__Exercise aim__. Locate and copy all lines bearing the word "name".
— Start Data excerpts —
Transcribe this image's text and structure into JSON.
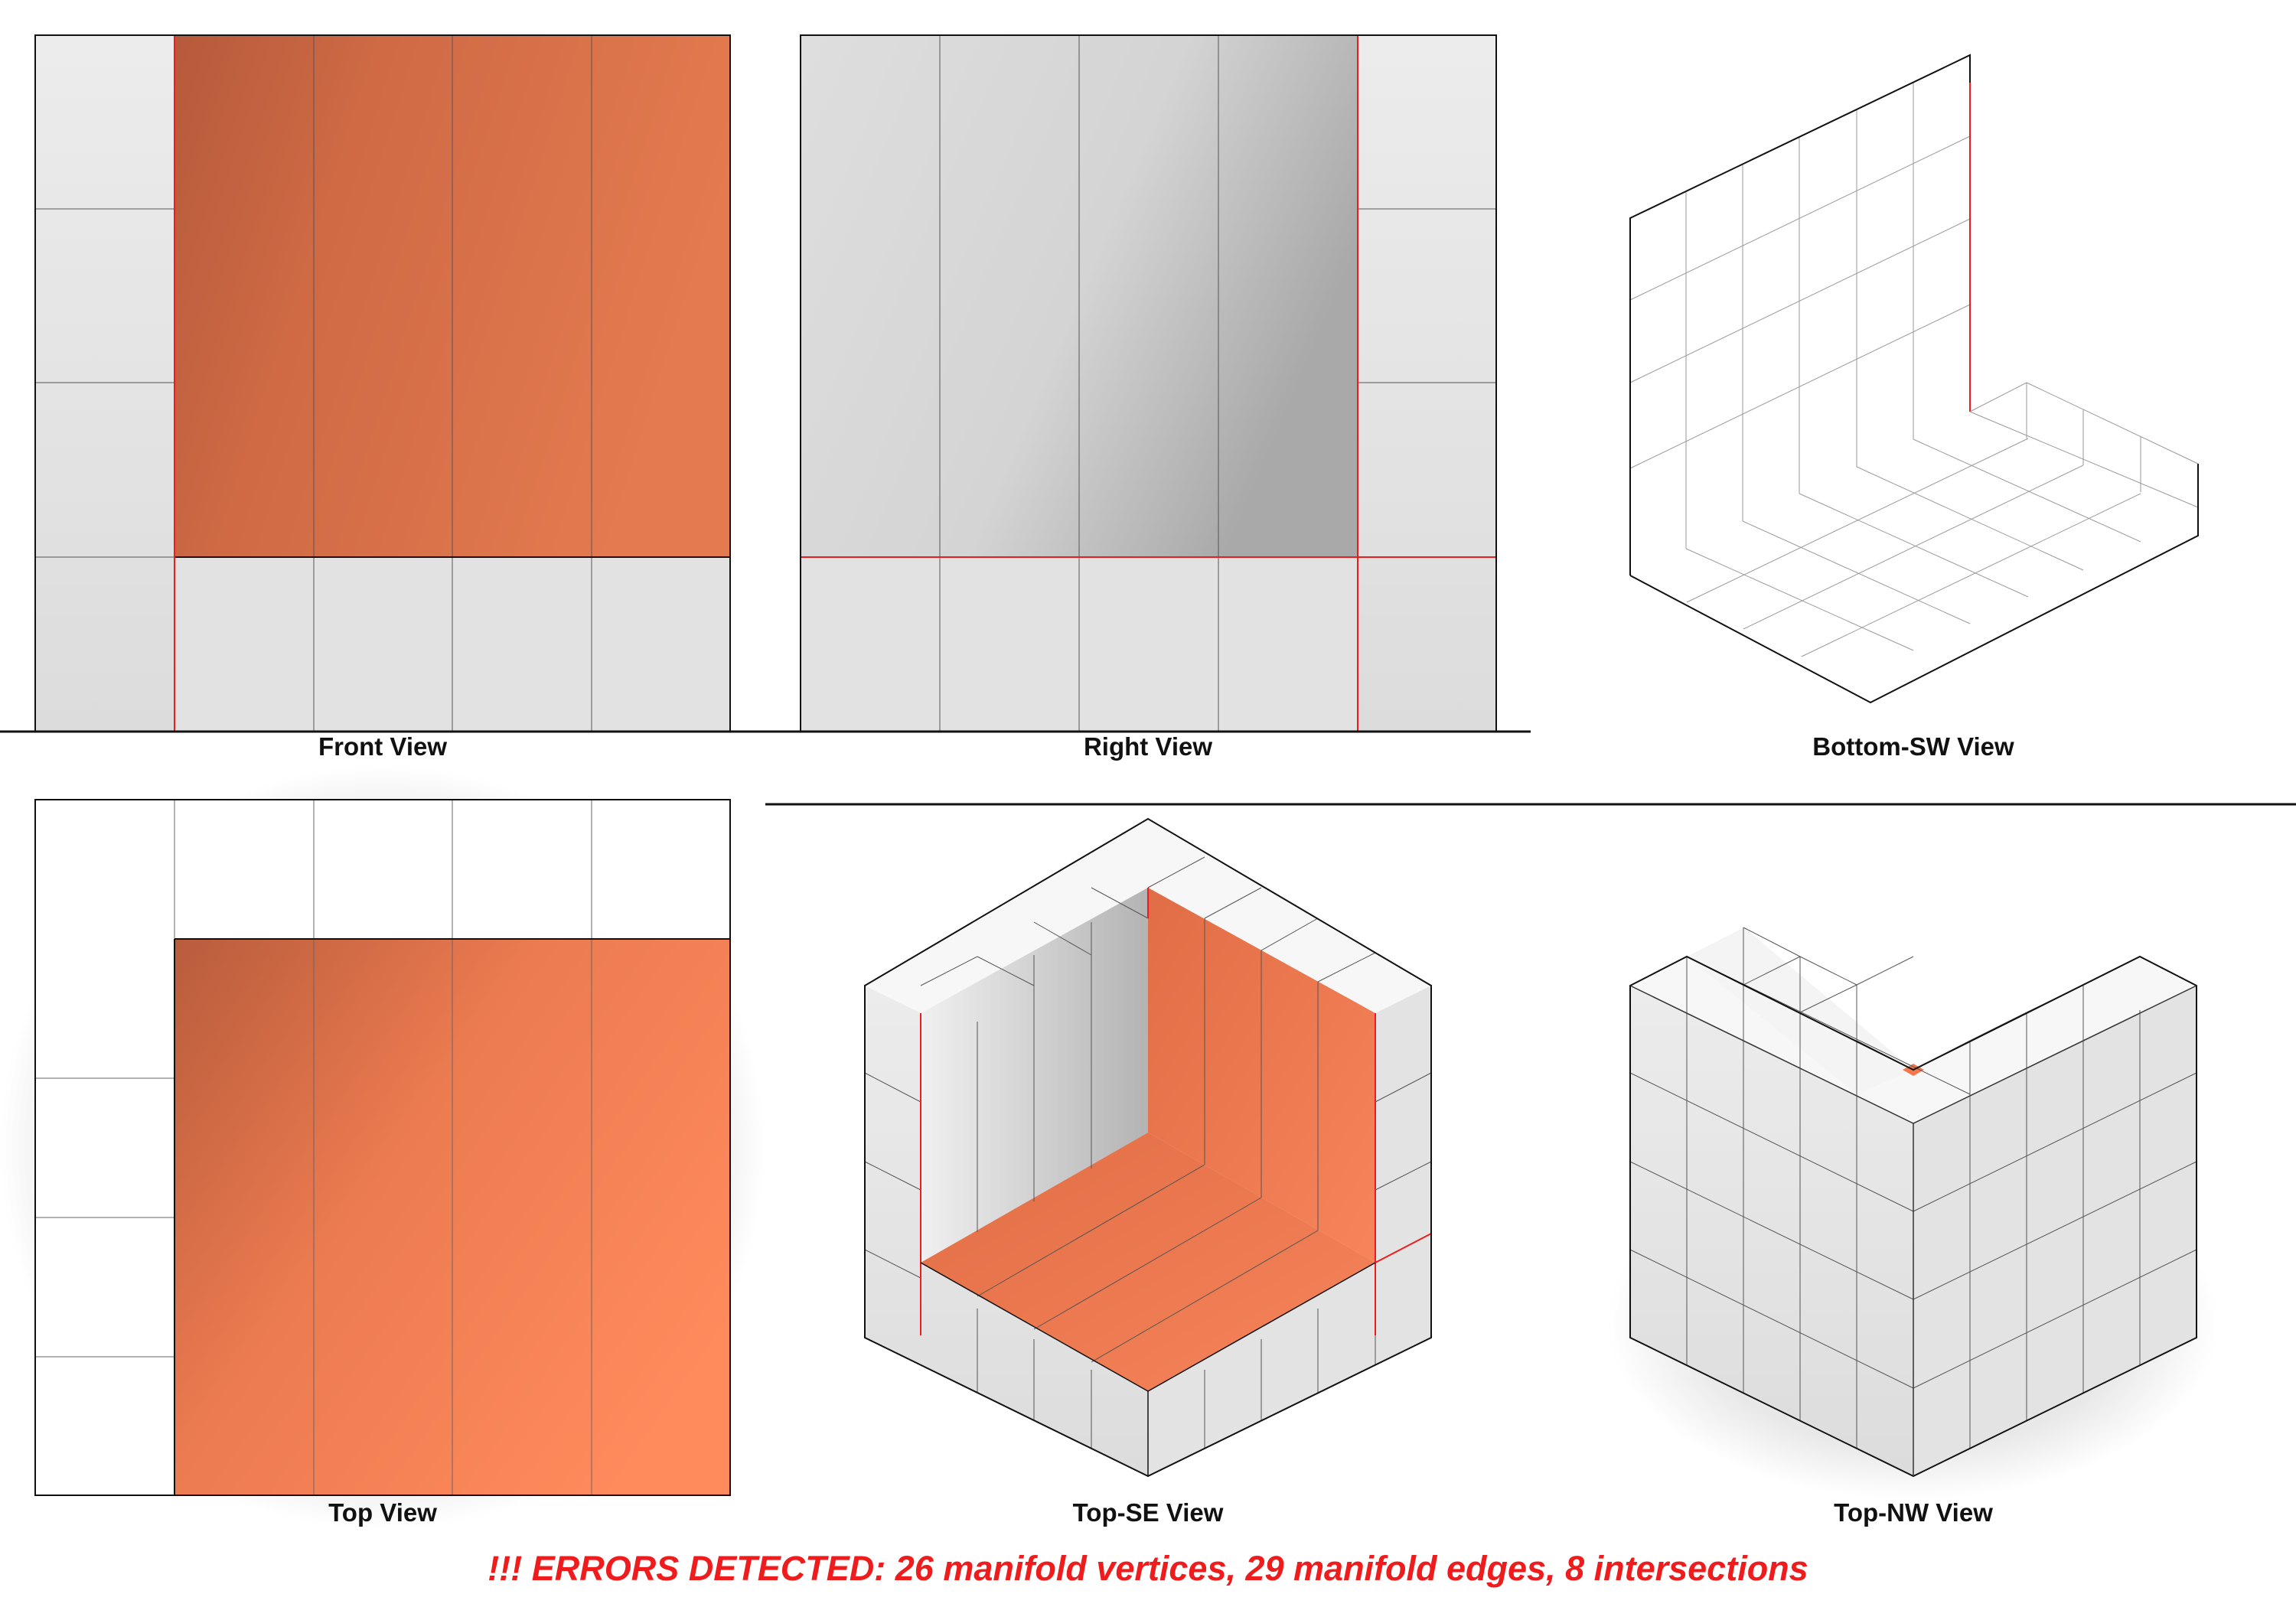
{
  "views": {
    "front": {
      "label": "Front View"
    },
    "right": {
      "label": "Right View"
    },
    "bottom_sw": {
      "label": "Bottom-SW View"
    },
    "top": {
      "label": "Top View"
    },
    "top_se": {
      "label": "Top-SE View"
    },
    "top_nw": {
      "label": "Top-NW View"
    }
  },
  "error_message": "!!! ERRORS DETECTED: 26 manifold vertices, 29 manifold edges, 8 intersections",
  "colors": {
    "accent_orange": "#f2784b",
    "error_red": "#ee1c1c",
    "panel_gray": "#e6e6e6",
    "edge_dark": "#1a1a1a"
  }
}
— End Data excerpts —
— Start Data excerpts —
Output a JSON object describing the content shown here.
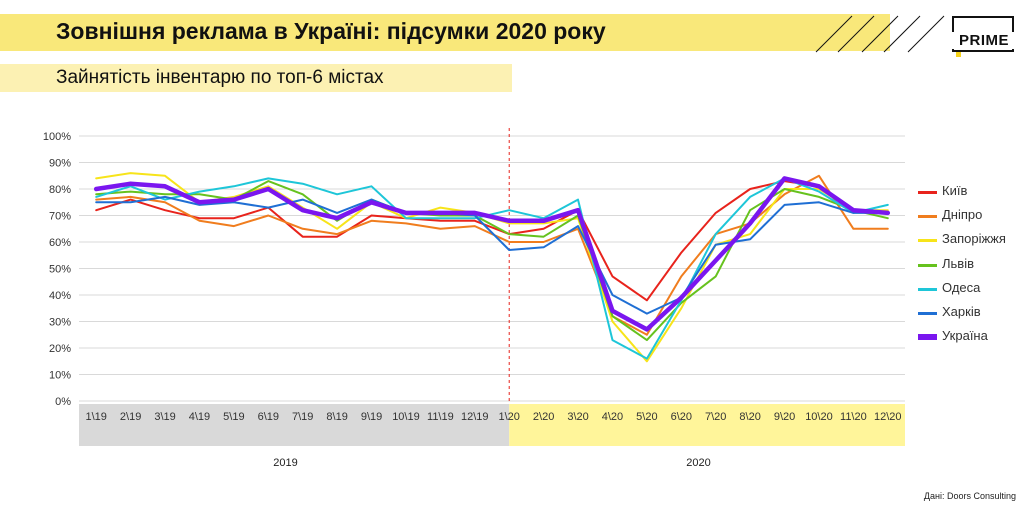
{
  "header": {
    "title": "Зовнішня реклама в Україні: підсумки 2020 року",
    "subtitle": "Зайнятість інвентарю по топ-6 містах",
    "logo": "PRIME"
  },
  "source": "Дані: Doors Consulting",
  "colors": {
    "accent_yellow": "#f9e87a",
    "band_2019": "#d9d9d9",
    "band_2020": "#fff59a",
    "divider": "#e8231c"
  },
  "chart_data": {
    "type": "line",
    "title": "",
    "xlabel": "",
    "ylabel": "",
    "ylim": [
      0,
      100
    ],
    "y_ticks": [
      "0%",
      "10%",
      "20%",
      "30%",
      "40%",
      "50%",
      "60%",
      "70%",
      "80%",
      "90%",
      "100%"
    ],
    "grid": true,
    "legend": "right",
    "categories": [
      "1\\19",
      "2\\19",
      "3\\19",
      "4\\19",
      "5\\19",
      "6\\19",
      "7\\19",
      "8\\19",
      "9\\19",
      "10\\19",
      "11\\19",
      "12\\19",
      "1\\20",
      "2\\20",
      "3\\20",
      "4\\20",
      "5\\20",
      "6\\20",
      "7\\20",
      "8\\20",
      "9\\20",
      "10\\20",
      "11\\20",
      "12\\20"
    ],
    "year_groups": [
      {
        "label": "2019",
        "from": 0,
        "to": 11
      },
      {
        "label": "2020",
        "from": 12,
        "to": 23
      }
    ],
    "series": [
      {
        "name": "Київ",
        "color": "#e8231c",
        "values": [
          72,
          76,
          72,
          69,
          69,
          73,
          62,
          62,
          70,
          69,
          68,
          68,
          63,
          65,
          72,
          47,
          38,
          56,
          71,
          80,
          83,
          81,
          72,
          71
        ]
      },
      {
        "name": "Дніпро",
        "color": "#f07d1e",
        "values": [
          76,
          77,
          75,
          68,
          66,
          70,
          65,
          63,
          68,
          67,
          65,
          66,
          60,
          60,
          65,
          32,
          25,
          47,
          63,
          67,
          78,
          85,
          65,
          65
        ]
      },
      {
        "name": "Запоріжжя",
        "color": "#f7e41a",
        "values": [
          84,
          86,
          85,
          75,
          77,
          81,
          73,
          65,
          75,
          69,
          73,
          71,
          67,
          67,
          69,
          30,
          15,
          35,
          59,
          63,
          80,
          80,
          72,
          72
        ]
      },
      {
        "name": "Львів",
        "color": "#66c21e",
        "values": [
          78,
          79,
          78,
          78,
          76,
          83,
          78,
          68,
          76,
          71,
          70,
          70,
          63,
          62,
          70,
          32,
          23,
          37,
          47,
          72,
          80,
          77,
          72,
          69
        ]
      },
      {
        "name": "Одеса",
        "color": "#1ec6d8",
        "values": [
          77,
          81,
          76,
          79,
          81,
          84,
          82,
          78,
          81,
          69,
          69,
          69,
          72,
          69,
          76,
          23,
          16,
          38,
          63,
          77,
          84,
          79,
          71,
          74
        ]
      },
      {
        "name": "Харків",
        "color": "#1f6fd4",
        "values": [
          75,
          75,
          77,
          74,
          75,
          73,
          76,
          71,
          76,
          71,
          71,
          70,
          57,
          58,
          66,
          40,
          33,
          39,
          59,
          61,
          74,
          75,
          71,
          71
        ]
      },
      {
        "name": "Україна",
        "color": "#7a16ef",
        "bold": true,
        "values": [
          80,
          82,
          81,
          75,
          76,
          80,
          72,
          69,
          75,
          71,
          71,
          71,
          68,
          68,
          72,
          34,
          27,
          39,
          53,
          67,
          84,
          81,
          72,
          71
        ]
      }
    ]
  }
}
— End Data excerpts —
— Start Data excerpts —
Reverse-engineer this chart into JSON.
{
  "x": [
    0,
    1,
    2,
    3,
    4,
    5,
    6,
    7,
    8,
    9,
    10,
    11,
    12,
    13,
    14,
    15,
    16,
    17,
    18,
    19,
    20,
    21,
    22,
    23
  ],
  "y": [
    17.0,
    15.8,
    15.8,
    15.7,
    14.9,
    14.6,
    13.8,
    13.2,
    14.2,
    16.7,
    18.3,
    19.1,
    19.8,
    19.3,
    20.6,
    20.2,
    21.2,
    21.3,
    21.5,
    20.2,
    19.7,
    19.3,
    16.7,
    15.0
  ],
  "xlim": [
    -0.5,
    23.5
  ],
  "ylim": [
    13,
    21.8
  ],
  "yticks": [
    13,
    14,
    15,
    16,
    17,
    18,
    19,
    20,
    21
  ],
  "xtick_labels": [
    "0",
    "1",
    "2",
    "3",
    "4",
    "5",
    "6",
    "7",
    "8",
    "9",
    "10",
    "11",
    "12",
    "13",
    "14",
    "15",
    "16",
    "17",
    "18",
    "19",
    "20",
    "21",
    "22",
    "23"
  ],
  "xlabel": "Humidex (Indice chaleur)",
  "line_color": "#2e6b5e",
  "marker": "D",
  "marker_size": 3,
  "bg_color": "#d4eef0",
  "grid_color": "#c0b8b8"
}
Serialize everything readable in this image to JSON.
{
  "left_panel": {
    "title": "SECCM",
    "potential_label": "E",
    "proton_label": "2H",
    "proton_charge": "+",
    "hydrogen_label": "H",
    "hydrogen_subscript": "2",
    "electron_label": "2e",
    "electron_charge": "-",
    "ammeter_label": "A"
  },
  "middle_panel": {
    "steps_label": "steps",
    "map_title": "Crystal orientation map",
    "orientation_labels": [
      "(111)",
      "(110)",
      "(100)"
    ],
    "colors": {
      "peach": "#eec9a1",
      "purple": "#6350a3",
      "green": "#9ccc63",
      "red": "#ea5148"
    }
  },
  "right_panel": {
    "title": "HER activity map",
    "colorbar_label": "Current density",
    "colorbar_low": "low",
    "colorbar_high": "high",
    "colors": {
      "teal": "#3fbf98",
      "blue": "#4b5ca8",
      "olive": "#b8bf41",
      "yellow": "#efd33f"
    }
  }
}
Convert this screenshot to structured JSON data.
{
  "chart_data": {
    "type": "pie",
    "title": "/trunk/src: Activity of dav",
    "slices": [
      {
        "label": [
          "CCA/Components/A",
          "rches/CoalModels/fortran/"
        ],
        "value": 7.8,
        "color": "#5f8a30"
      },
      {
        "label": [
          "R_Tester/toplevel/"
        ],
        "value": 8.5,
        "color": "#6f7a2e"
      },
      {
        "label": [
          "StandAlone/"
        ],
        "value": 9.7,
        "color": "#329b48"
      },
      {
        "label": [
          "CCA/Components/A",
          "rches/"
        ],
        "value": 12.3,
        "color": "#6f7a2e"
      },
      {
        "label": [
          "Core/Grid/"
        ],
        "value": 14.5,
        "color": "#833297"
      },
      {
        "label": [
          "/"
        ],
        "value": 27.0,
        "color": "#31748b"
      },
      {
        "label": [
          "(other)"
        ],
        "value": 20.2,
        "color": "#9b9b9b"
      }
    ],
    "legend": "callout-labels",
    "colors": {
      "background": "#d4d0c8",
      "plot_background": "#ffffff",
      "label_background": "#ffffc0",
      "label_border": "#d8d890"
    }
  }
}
— End Data excerpts —
__Written answer__.
        "name": "Київ",
        "name": "Дніпро",
        "name": "Запоріжжя",
        "name": "Львів",
        "name": "Одеса",
        "name": "Харків",
        "name": "Україна",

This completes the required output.